## DATA SUPPLIED
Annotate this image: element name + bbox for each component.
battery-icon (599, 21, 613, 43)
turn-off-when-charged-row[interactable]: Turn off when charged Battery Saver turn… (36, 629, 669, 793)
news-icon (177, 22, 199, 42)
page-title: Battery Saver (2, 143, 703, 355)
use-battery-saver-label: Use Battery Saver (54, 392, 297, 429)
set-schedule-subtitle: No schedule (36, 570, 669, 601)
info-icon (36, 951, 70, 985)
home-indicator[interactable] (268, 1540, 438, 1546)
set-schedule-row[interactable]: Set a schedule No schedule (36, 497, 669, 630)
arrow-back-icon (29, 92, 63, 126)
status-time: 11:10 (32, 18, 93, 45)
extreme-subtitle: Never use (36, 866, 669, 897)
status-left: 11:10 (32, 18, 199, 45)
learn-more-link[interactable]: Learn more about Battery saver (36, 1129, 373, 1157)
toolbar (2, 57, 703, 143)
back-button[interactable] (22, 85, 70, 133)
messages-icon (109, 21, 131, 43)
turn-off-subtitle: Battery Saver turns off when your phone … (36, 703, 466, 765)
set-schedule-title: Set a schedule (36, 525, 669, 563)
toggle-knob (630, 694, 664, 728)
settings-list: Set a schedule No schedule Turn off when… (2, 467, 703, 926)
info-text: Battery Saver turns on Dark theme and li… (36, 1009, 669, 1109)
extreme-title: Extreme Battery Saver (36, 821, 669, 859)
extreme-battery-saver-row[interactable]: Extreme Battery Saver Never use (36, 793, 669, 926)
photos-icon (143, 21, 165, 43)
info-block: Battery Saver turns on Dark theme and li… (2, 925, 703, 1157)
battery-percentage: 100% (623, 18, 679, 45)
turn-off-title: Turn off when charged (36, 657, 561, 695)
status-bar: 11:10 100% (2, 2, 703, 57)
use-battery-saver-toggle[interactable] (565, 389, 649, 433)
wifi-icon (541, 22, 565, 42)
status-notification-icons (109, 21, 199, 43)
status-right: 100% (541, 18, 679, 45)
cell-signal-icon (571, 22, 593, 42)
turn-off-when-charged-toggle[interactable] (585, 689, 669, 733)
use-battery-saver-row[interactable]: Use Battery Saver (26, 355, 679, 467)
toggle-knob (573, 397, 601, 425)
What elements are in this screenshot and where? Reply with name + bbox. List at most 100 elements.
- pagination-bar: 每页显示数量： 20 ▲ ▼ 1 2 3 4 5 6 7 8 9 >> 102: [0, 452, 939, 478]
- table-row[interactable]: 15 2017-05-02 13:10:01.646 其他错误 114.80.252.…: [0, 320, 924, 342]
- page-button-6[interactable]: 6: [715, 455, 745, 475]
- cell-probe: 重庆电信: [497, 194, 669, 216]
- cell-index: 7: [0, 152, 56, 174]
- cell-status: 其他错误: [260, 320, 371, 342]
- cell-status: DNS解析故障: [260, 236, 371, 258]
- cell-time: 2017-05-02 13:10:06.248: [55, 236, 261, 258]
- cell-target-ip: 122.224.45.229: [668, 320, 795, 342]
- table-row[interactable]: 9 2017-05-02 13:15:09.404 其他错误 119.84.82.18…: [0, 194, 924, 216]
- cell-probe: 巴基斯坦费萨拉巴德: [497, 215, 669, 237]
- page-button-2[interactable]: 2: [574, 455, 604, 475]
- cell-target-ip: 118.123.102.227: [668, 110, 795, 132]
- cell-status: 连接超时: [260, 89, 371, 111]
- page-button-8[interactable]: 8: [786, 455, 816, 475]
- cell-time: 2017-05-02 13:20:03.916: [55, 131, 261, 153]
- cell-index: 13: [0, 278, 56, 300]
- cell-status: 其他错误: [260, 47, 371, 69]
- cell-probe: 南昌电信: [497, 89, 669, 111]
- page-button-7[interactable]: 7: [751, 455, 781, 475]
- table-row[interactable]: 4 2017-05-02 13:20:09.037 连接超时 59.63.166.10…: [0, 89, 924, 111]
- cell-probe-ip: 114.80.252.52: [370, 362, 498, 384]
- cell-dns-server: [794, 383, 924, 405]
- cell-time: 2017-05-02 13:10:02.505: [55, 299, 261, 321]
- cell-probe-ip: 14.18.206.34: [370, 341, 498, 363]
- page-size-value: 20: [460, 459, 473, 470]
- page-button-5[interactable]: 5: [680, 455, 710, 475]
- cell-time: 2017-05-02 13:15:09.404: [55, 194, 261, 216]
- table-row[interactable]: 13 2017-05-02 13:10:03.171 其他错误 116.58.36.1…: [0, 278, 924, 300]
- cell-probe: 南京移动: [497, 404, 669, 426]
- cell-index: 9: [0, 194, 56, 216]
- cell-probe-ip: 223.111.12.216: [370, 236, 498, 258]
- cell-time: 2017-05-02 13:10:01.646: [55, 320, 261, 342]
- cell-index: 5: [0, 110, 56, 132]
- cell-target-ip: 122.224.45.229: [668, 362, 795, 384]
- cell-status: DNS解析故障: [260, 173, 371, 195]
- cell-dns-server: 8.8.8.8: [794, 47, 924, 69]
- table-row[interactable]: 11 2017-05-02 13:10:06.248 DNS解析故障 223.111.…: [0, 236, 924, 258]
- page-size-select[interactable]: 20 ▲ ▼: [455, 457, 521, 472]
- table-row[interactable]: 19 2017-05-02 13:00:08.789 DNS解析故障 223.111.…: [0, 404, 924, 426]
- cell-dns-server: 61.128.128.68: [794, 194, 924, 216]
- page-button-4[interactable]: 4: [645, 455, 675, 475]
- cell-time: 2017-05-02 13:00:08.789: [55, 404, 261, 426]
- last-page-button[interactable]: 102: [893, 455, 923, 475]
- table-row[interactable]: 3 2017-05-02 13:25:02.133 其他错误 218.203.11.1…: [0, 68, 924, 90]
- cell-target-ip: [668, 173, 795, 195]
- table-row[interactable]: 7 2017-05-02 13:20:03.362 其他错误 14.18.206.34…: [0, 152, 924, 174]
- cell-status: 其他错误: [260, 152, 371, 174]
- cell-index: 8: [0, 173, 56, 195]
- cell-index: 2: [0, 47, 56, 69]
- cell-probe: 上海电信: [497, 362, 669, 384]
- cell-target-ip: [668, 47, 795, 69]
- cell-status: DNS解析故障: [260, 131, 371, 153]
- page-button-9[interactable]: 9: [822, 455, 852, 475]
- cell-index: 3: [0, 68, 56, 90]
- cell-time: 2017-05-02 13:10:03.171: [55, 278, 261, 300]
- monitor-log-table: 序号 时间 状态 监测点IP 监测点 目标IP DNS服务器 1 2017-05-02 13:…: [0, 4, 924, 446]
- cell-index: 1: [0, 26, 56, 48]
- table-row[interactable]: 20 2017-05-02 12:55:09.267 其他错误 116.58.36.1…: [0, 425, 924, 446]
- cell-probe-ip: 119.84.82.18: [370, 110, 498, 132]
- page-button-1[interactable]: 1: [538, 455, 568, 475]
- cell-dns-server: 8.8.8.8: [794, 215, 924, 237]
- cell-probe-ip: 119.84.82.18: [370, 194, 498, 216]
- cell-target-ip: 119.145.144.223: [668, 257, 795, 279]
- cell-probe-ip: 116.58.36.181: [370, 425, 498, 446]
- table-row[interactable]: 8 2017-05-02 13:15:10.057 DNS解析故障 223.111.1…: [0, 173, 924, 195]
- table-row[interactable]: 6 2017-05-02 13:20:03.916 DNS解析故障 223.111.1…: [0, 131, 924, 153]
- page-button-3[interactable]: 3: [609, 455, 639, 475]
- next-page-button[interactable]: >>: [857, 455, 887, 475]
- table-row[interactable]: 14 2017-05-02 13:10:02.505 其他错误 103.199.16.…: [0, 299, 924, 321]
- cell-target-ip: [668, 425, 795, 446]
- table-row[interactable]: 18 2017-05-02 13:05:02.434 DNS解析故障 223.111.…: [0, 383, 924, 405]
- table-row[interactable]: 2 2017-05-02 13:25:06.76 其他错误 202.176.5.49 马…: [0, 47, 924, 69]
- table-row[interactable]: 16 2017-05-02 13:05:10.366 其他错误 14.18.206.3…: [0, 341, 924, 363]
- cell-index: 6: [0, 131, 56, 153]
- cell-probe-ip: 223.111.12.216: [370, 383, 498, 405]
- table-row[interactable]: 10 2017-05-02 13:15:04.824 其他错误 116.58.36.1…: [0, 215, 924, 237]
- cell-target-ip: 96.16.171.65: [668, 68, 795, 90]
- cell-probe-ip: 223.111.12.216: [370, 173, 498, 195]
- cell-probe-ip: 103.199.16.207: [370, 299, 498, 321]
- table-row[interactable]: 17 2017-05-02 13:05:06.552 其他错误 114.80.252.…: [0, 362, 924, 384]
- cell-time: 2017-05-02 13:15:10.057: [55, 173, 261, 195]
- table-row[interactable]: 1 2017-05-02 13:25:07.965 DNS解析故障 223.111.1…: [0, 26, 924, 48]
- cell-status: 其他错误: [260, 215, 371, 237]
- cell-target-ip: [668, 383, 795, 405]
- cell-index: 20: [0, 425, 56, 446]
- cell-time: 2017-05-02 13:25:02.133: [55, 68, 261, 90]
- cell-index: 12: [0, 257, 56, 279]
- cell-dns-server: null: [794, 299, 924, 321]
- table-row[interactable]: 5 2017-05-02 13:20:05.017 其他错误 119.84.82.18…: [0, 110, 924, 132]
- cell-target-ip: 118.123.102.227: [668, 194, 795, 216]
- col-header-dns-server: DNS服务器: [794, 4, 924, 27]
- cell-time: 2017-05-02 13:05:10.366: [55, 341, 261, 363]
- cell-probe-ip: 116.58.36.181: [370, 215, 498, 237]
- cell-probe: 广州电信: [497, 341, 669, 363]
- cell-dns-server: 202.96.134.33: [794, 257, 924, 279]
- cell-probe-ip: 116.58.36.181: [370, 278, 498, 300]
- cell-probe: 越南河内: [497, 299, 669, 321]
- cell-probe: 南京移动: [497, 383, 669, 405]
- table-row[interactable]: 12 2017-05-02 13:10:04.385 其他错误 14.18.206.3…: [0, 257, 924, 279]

## WHAT TO WORK ON
Would you copy out, word for word, the stretch of lines from the very first one through the line containing "status-bar: 11:10 100% (2, 2, 703, 57)", including both ends and nothing beyond them?

## ANSWER
Annotate this image: element name + bbox for each component.
battery-icon (599, 21, 613, 43)
turn-off-when-charged-row[interactable]: Turn off when charged Battery Saver turn… (36, 629, 669, 793)
news-icon (177, 22, 199, 42)
page-title: Battery Saver (2, 143, 703, 355)
use-battery-saver-label: Use Battery Saver (54, 392, 297, 429)
set-schedule-subtitle: No schedule (36, 570, 669, 601)
info-icon (36, 951, 70, 985)
home-indicator[interactable] (268, 1540, 438, 1546)
set-schedule-row[interactable]: Set a schedule No schedule (36, 497, 669, 630)
arrow-back-icon (29, 92, 63, 126)
status-time: 11:10 (32, 18, 93, 45)
extreme-subtitle: Never use (36, 866, 669, 897)
status-left: 11:10 (32, 18, 199, 45)
learn-more-link[interactable]: Learn more about Battery saver (36, 1129, 373, 1157)
toolbar (2, 57, 703, 143)
back-button[interactable] (22, 85, 70, 133)
messages-icon (109, 21, 131, 43)
turn-off-subtitle: Battery Saver turns off when your phone … (36, 703, 466, 765)
set-schedule-title: Set a schedule (36, 525, 669, 563)
toggle-knob (630, 694, 664, 728)
settings-list: Set a schedule No schedule Turn off when… (2, 467, 703, 926)
info-text: Battery Saver turns on Dark theme and li… (36, 1009, 669, 1109)
extreme-title: Extreme Battery Saver (36, 821, 669, 859)
extreme-battery-saver-row[interactable]: Extreme Battery Saver Never use (36, 793, 669, 926)
photos-icon (143, 21, 165, 43)
info-block: Battery Saver turns on Dark theme and li… (2, 925, 703, 1157)
battery-percentage: 100% (623, 18, 679, 45)
turn-off-title: Turn off when charged (36, 657, 561, 695)
status-bar: 11:10 100% (2, 2, 703, 57)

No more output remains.